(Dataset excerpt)
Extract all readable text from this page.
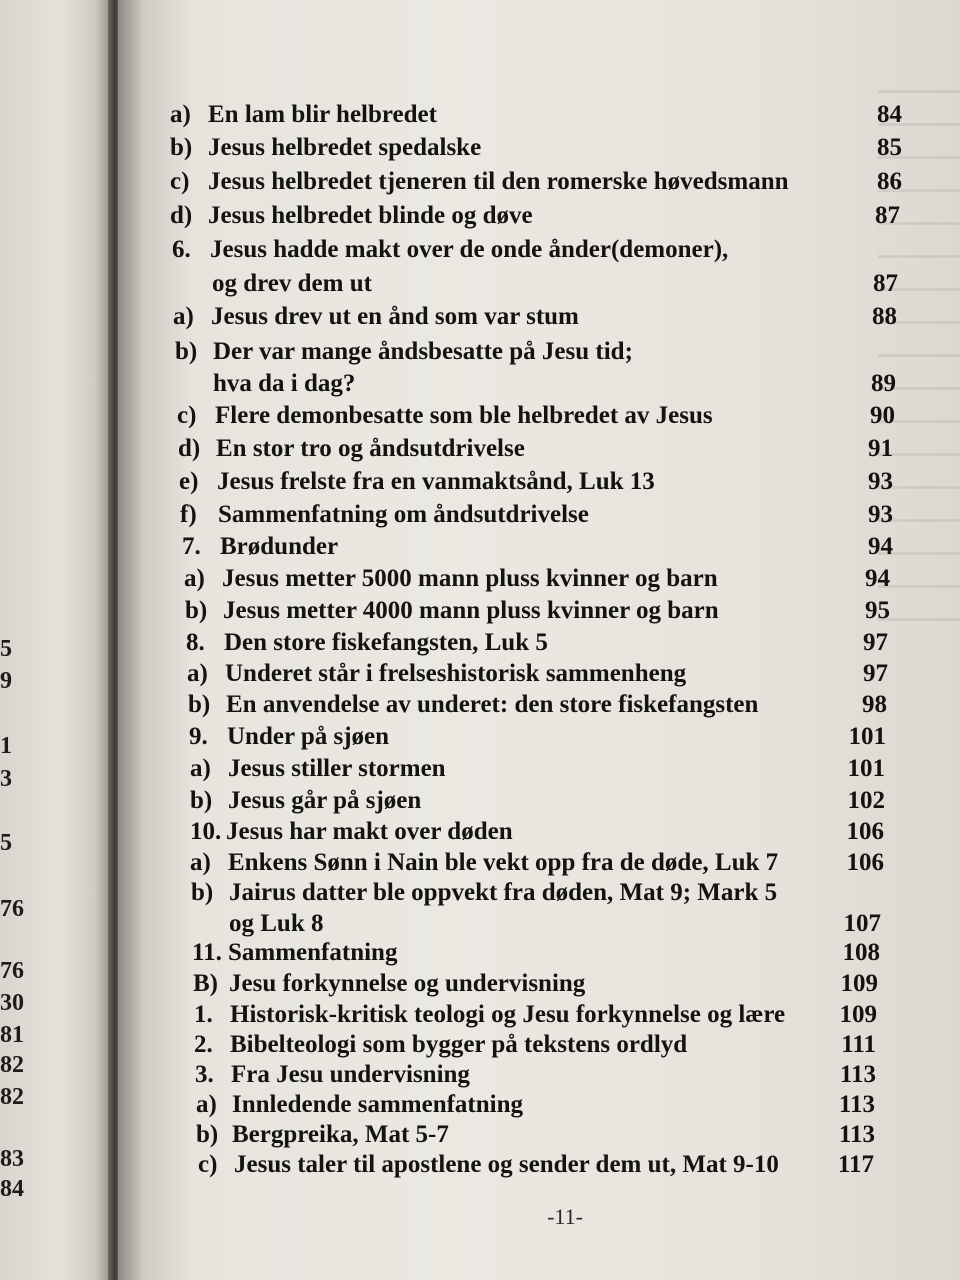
5
9
1
3
5
76
76
30
81
82
82
83
84
a) En lam blir helbredet	84
b) Jesus helbredet spedalske	85
c) Jesus helbredet tjeneren til den romerske høvedsmann	86
d) Jesus helbredet blinde og døve	87
6. Jesus hadde makt over de onde ånder(demoner),
og drev dem ut	87
a) Jesus drev ut en ånd som var stum	88
b) Der var mange åndsbesatte på Jesu tid;
hva da i dag?	89
c) Flere demonbesatte som ble helbredet av Jesus	90
d) En stor tro og åndsutdrivelse	91
e) Jesus frelste fra en vanmaktsånd, Luk 13	93
f) Sammenfatning om åndsutdrivelse	93
7. Brødunder	94
a) Jesus metter 5000 mann pluss kvinner og barn	94
b) Jesus metter 4000 mann pluss kvinner og barn	95
8. Den store fiskefangsten, Luk 5	97
a) Underet står i frelseshistorisk sammenheng	97
b) En anvendelse av underet: den store fiskefangsten	98
9. Under på sjøen	101
a) Jesus stiller stormen	101
b) Jesus går på sjøen	102
10. Jesus har makt over døden	106
a) Enkens Sønn i Nain ble vekt opp fra de døde, Luk 7	106
b) Jairus datter ble oppvekt fra døden, Mat 9; Mark 5
og Luk 8	107
11. Sammenfatning	108
B) Jesu forkynnelse og undervisning	109
1. Historisk-kritisk teologi og Jesu forkynnelse og lære 109
2. Bibelteologi som bygger på tekstens ordlyd	111
3. Fra Jesu undervisning	113
a) Innledende sammenfatning	113
b) Bergpreika, Mat 5-7	113
c) Jesus taler til apostlene og sender dem ut, Mat 9-10 117
-11-
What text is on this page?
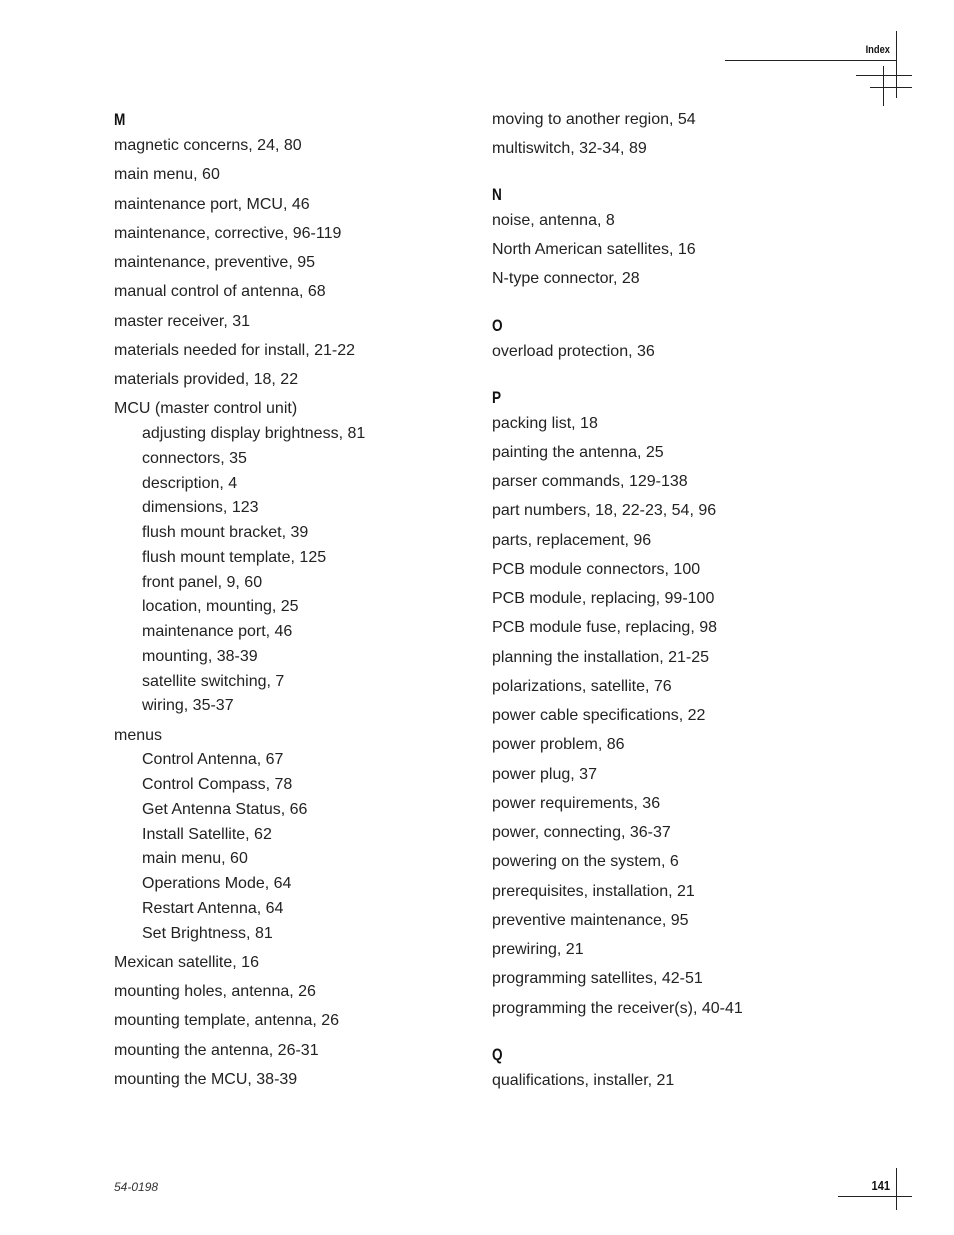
Index
M
magnetic concerns, 24, 80
main menu, 60
maintenance port, MCU, 46
maintenance, corrective, 96-119
maintenance, preventive, 95
manual control of antenna, 68
master receiver, 31
materials needed for install, 21-22
materials provided, 18, 22
MCU (master control unit)
adjusting display brightness, 81
connectors, 35
description, 4
dimensions, 123
flush mount bracket, 39
flush mount template, 125
front panel, 9, 60
location, mounting, 25
maintenance port, 46
mounting, 38-39
satellite switching, 7
wiring, 35-37
menus
Control Antenna, 67
Control Compass, 78
Get Antenna Status, 66
Install Satellite, 62
main menu, 60
Operations Mode, 64
Restart Antenna, 64
Set Brightness, 81
Mexican satellite, 16
mounting holes, antenna, 26
mounting template, antenna, 26
mounting the antenna, 26-31
mounting the MCU, 38-39
moving to another region, 54
multiswitch, 32-34, 89
N
noise, antenna, 8
North American satellites, 16
N-type connector, 28
O
overload protection, 36
P
packing list, 18
painting the antenna, 25
parser commands, 129-138
part numbers, 18, 22-23, 54, 96
parts, replacement, 96
PCB module connectors, 100
PCB module, replacing, 99-100
PCB module fuse, replacing, 98
planning the installation, 21-25
polarizations, satellite, 76
power cable specifications, 22
power problem, 86
power plug, 37
power requirements, 36
power, connecting, 36-37
powering on the system, 6
prerequisites, installation, 21
preventive maintenance, 95
prewiring, 21
programming satellites, 42-51
programming the receiver(s), 40-41
Q
qualifications, installer, 21
54-0198	141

EXERCISE OBJECTIVE: From the entries above, select each line containing the string "text".

OUTPUT:
Extract all readable text from this page.
What text is on this page?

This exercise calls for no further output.